§ THE PROBLEM
Find the string "content" in the entries and copy each line that has it.

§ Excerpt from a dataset
+-------+
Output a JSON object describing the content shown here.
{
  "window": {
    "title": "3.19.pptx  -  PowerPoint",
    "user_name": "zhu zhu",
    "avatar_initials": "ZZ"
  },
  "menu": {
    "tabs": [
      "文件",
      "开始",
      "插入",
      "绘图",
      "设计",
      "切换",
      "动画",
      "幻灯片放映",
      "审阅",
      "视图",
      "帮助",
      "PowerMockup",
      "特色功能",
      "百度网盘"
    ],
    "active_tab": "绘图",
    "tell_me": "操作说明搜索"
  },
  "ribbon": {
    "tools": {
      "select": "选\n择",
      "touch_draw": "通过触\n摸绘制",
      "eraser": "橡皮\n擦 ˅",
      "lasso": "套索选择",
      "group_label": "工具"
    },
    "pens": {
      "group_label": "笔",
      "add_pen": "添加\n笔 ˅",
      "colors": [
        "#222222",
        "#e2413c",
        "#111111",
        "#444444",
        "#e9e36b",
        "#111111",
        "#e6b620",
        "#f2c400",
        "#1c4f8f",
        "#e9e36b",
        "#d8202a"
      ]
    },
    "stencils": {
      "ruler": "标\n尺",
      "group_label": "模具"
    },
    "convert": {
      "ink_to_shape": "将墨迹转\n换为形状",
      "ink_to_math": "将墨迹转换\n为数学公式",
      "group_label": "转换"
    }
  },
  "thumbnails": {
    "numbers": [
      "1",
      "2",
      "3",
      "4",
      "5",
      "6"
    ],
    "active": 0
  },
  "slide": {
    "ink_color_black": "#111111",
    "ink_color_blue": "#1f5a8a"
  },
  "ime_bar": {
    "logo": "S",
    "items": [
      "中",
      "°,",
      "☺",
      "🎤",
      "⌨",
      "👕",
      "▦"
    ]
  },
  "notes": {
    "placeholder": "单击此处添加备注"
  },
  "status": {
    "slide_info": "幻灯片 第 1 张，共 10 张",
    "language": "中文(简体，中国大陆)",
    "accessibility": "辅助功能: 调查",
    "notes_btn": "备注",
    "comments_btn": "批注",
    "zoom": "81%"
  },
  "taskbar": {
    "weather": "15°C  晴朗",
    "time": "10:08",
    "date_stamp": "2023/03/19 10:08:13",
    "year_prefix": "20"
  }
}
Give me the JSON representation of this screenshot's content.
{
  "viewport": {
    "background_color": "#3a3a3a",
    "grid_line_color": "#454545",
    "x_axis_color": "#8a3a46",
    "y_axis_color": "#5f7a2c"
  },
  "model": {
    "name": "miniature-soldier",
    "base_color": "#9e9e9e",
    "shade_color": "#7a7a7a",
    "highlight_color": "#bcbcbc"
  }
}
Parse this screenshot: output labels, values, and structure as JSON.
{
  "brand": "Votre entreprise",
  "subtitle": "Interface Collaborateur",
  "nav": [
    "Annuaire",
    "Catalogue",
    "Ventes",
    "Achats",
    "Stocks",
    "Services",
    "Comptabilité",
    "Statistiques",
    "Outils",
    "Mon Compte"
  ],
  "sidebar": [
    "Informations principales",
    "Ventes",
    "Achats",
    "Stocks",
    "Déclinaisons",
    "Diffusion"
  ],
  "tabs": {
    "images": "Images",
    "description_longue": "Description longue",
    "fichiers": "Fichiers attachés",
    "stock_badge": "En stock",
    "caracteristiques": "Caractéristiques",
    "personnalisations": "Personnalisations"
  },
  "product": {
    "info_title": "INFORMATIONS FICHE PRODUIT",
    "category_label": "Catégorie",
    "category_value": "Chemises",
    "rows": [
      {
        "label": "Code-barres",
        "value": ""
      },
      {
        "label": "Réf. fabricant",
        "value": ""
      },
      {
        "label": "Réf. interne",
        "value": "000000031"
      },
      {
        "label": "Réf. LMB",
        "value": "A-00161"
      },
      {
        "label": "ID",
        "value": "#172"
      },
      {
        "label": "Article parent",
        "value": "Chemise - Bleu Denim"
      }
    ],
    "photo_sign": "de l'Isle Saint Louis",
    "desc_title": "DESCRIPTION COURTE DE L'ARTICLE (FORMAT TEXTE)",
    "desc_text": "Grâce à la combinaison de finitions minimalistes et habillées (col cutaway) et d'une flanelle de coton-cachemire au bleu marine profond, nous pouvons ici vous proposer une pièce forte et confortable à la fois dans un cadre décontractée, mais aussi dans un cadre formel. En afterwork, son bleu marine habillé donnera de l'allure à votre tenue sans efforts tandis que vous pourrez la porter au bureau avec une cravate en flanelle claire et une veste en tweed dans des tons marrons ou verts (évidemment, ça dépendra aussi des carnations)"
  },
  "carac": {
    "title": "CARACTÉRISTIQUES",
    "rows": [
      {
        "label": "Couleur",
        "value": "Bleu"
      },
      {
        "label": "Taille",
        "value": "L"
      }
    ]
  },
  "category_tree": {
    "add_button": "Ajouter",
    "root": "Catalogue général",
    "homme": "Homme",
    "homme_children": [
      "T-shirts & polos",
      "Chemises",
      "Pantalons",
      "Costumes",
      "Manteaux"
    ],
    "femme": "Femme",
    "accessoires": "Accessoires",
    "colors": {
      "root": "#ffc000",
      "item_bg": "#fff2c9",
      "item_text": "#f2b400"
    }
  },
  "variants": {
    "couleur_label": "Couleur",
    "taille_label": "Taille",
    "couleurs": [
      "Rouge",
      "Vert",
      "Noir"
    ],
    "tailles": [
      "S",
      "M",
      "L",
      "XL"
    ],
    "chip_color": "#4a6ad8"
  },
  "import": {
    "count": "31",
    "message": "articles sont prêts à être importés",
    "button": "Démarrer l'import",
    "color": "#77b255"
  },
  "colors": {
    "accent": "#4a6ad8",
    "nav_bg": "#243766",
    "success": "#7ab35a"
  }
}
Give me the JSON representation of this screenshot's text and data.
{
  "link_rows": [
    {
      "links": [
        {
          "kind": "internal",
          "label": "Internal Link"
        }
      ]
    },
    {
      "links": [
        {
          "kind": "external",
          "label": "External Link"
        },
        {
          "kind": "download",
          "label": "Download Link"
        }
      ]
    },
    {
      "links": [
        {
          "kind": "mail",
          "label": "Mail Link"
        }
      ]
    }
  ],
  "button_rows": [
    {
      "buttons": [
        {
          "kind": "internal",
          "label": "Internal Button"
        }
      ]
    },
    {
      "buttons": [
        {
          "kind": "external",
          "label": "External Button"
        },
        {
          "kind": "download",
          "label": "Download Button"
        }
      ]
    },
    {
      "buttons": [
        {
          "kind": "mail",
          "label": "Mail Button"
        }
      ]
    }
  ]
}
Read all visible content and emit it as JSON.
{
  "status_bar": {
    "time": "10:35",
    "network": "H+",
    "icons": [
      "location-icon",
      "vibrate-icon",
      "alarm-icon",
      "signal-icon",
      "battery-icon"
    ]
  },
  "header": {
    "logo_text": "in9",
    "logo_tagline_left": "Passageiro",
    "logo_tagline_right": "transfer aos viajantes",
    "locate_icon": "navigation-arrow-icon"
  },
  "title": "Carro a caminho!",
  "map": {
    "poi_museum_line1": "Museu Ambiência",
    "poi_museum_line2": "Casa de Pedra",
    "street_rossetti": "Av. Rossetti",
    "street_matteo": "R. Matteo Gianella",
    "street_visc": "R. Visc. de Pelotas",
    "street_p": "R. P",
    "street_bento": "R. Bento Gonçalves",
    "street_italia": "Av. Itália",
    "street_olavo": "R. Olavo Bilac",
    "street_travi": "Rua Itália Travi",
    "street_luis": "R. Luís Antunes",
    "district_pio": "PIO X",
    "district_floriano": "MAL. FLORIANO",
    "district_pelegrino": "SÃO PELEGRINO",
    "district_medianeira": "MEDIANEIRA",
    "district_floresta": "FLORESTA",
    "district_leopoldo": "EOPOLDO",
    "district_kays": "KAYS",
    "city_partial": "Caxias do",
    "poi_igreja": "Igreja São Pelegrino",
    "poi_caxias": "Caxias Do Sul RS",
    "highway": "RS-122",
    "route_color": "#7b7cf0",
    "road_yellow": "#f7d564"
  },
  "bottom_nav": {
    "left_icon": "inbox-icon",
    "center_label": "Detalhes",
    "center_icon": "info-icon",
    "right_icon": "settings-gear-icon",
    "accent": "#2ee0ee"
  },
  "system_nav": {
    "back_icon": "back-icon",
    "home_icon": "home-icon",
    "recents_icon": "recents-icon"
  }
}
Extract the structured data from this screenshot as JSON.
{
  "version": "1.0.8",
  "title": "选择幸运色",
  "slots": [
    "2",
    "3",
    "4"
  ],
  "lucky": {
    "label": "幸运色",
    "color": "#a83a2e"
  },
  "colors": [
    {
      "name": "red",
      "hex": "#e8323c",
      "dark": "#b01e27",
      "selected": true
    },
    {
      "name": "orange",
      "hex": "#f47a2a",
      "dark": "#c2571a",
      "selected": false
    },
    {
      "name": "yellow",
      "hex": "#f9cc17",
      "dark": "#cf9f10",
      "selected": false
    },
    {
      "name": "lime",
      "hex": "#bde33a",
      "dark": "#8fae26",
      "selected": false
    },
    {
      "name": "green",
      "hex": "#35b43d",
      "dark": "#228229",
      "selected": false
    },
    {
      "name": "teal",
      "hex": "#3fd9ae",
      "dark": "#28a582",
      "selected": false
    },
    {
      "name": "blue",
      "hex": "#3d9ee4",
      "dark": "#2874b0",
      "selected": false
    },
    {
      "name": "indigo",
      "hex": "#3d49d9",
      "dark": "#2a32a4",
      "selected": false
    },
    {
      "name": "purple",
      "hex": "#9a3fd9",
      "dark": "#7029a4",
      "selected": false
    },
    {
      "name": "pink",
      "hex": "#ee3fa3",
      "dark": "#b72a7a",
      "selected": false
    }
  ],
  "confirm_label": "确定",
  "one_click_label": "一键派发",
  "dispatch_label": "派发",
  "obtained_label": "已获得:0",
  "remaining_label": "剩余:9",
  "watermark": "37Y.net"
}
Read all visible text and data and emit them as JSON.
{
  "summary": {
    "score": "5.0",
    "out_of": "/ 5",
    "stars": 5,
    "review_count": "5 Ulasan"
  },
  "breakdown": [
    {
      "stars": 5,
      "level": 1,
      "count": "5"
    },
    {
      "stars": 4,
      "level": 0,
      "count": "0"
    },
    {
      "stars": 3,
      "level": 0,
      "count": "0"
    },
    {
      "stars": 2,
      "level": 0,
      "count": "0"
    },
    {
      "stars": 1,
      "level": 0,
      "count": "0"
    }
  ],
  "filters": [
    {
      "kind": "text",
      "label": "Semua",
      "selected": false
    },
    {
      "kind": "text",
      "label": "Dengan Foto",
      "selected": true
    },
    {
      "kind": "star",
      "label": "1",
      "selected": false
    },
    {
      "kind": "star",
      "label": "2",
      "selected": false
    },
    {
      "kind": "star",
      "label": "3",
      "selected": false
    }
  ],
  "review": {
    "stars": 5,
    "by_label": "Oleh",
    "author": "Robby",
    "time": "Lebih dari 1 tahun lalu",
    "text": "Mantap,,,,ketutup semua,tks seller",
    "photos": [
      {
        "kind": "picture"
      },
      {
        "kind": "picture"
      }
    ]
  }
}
+-------+
§ RESULT OF THIS TASK
Output a JSON object describing the content shown here.
Give me the JSON representation of this screenshot's content.
Read all visible content and emit it as JSON.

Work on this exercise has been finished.